[Required work]
Please format the lines as a JSON list of strings, one string per line and no blank lines, beginning with the line containing "bullet: • — [60, 454, 71, 486]" and continuing through the line containing "logo-brand: BrandBoy — [457, 1120, 592, 1151]".

[Spatial layout data]

start

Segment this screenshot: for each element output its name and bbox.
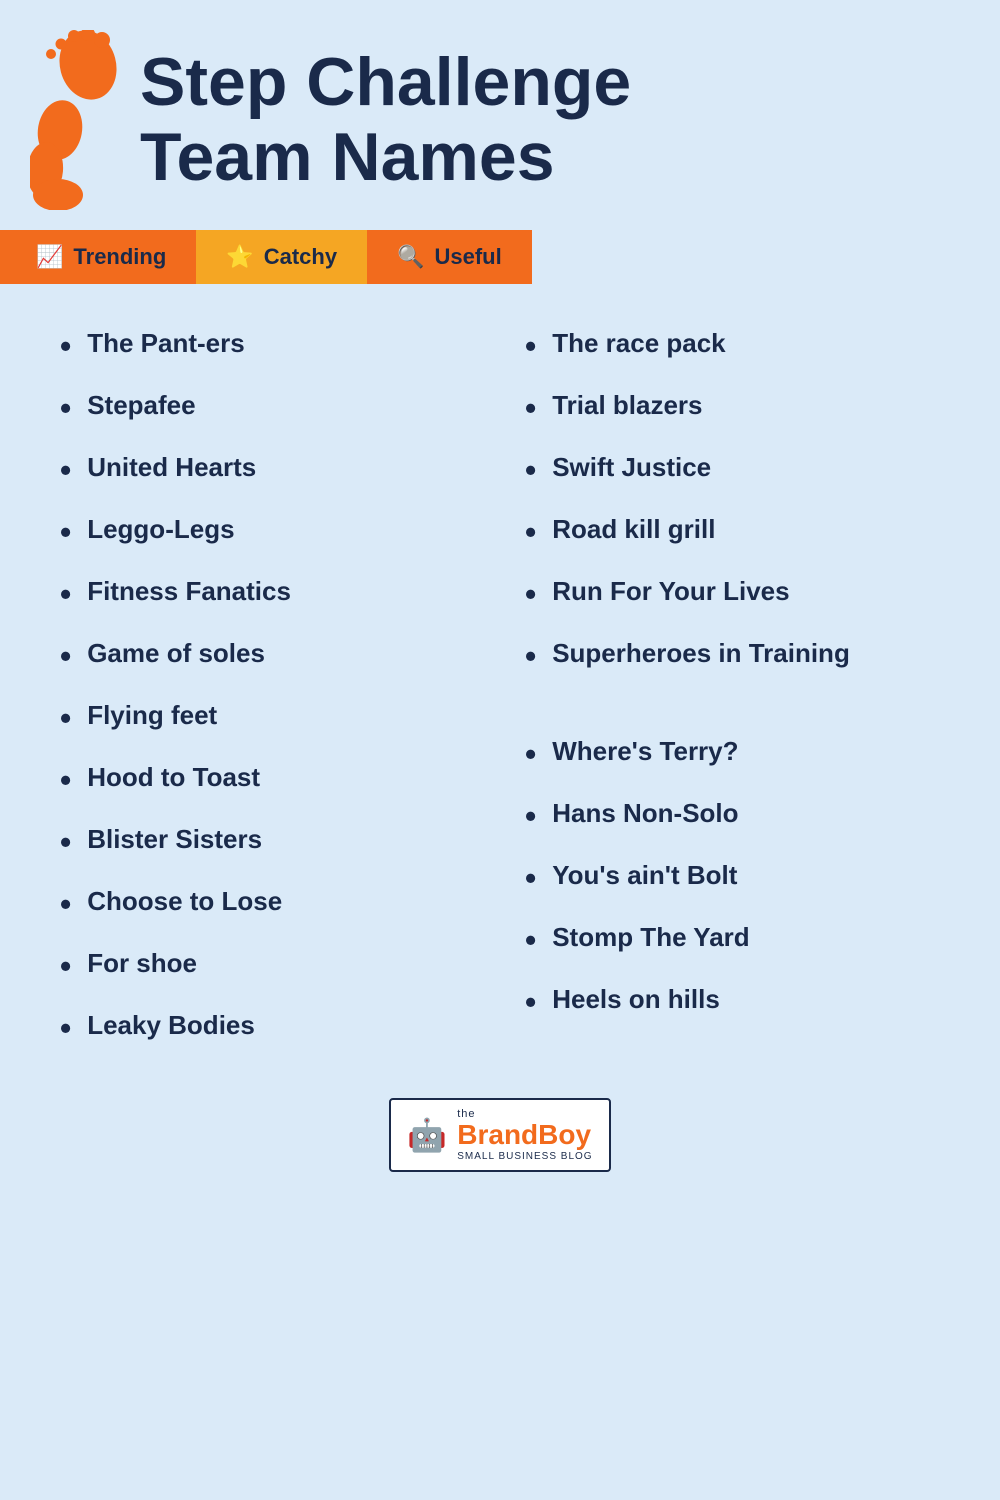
bullet: • — [60, 454, 71, 486]
main-title: Step Challenge Team Names — [140, 45, 631, 195]
list-item: • Leggo-Legs — [50, 500, 515, 562]
list-item: • Hans Non-Solo — [515, 784, 980, 846]
bullet: • — [525, 640, 536, 672]
list-item: • Leaky Bodies — [50, 996, 515, 1058]
item-text: You's ain't Bolt — [552, 860, 970, 891]
list-item: • Heels on hills — [515, 970, 980, 1032]
item-text: Choose to Lose — [87, 886, 505, 917]
list-item: • Superheroes in Training — [515, 624, 980, 722]
bullet: • — [60, 516, 71, 548]
list-item: • Choose to Lose — [50, 872, 515, 934]
left-column: • The Pant-ers • Stepafee • United Heart… — [50, 314, 515, 1058]
bullet: • — [60, 578, 71, 610]
list-item: • The Pant-ers — [50, 314, 515, 376]
shoe-icons — [30, 30, 120, 210]
list-item: • Run For Your Lives — [515, 562, 980, 624]
bullet: • — [525, 578, 536, 610]
bullet: • — [525, 738, 536, 770]
footer: 🤖 the BrandBoy SMALL BUSINESS BLOG — [0, 1078, 1000, 1202]
item-text: United Hearts — [87, 452, 505, 483]
title-block: Step Challenge Team Names — [140, 45, 631, 195]
list-item: • You's ain't Bolt — [515, 846, 980, 908]
logo-brand: BrandBoy — [457, 1120, 592, 1151]
list-item: • Blister Sisters — [50, 810, 515, 872]
bullet: • — [60, 702, 71, 734]
bullet: • — [525, 516, 536, 548]
brandboy-logo: 🤖 the BrandBoy SMALL BUSINESS BLOG — [389, 1098, 610, 1172]
item-text: The race pack — [552, 328, 970, 359]
page-wrapper: Step Challenge Team Names 📈 Trending ⭐ C… — [0, 0, 1000, 1500]
logo-mascot-icon: 🤖 — [407, 1116, 447, 1154]
bullet: • — [525, 800, 536, 832]
list-item: • Fitness Fanatics — [50, 562, 515, 624]
item-text: Game of soles — [87, 638, 505, 669]
bullet: • — [60, 950, 71, 982]
item-text: Superheroes in Training — [552, 638, 970, 708]
item-text: Flying feet — [87, 700, 505, 731]
list-item: • Stomp The Yard — [515, 908, 980, 970]
list-item: • United Hearts — [50, 438, 515, 500]
bullet: • — [525, 924, 536, 956]
list-item: • Road kill grill — [515, 500, 980, 562]
item-text: Fitness Fanatics — [87, 576, 505, 607]
item-text: Hans Non-Solo — [552, 798, 970, 829]
bullet: • — [60, 330, 71, 362]
bullet: • — [525, 392, 536, 424]
bullet: • — [60, 826, 71, 858]
bullet: • — [525, 454, 536, 486]
item-text: Leggo-Legs — [87, 514, 505, 545]
item-text: Where's Terry? — [552, 736, 970, 767]
tab-useful[interactable]: 🔍 Useful — [367, 230, 532, 284]
tab-useful-label: Useful — [434, 244, 501, 270]
bullet: • — [60, 640, 71, 672]
item-text: Stomp The Yard — [552, 922, 970, 953]
bullet: • — [525, 862, 536, 894]
footprint-icon — [30, 30, 120, 210]
item-text: Blister Sisters — [87, 824, 505, 855]
item-text: Stepafee — [87, 390, 505, 421]
item-text: The Pant-ers — [87, 328, 505, 359]
list-item: • Game of soles — [50, 624, 515, 686]
list-item: • Hood to Toast — [50, 748, 515, 810]
logo-text: the BrandBoy SMALL BUSINESS BLOG — [457, 1108, 592, 1162]
list-item: • Where's Terry? — [515, 722, 980, 784]
tab-trending[interactable]: 📈 Trending — [6, 230, 196, 284]
logo-sub: SMALL BUSINESS BLOG — [457, 1151, 592, 1162]
bullet: • — [60, 1012, 71, 1044]
list-item: • Swift Justice — [515, 438, 980, 500]
bullet: • — [60, 764, 71, 796]
bullet: • — [60, 888, 71, 920]
bullet: • — [525, 986, 536, 1018]
item-text: Trial blazers — [552, 390, 970, 421]
tab-trending-label: Trending — [73, 244, 166, 270]
content-area: • The Pant-ers • Stepafee • United Heart… — [0, 284, 1000, 1078]
bullet: • — [525, 330, 536, 362]
right-column: • The race pack • Trial blazers • Swift … — [515, 314, 980, 1058]
item-text: Hood to Toast — [87, 762, 505, 793]
item-text: Leaky Bodies — [87, 1010, 505, 1041]
item-text: Heels on hills — [552, 984, 970, 1015]
catchy-icon: ⭐ — [226, 244, 253, 270]
tab-catchy-label: Catchy — [264, 244, 337, 270]
item-text: Road kill grill — [552, 514, 970, 545]
list-item: • Stepafee — [50, 376, 515, 438]
list-item: • The race pack — [515, 314, 980, 376]
item-text: For shoe — [87, 948, 505, 979]
header: Step Challenge Team Names — [0, 0, 1000, 220]
list-item: • Flying feet — [50, 686, 515, 748]
bullet: • — [60, 392, 71, 424]
item-text: Swift Justice — [552, 452, 970, 483]
useful-icon: 🔍 — [397, 244, 424, 270]
list-item: • For shoe — [50, 934, 515, 996]
tab-catchy[interactable]: ⭐ Catchy — [196, 230, 367, 284]
tab-bar: 📈 Trending ⭐ Catchy 🔍 Useful — [0, 230, 1000, 284]
trending-icon: 📈 — [36, 244, 63, 270]
item-text: Run For Your Lives — [552, 576, 970, 607]
list-item: • Trial blazers — [515, 376, 980, 438]
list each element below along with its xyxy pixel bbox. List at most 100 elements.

end

[Result]
[
  "bullet: • — [60, 454, 71, 486]",
  "main-title: Step Challenge Team Names — [140, 45, 631, 195]",
  "list-item: • Leggo-Legs — [50, 500, 515, 562]",
  "list-item: • Hans Non-Solo — [515, 784, 980, 846]",
  "bullet: • — [525, 640, 536, 672]",
  "list-item: • Leaky Bodies — [50, 996, 515, 1058]",
  "item-text: You's ain't Bolt — [552, 860, 970, 891]",
  "list-item: • Heels on hills — [515, 970, 980, 1032]",
  "item-text: Choose to Lose — [87, 886, 505, 917]",
  "list-item: • Superheroes in Training — [515, 624, 980, 722]",
  "bullet: • — [60, 516, 71, 548]",
  "list-item: • Choose to Lose — [50, 872, 515, 934]",
  "left-column: • The Pant-ers • Stepafee • United Heart… — [50, 314, 515, 1058]",
  "bullet: • — [60, 578, 71, 610]",
  "list-item: • The Pant-ers — [50, 314, 515, 376]",
  "shoe-icons — [30, 30, 120, 210]",
  "list-item: • Run For Your Lives — [515, 562, 980, 624]",
  "bullet: • — [525, 578, 536, 610]",
  "bullet: • — [525, 738, 536, 770]",
  "footer: 🤖 the BrandBoy SMALL BUSINESS BLOG — [0, 1078, 1000, 1202]",
  "item-text: United Hearts — [87, 452, 505, 483]",
  "title-block: Step Challenge Team Names — [140, 45, 631, 195]",
  "list-item: • You's ain't Bolt — [515, 846, 980, 908]",
  "logo-brand: BrandBoy — [457, 1120, 592, 1151]"
]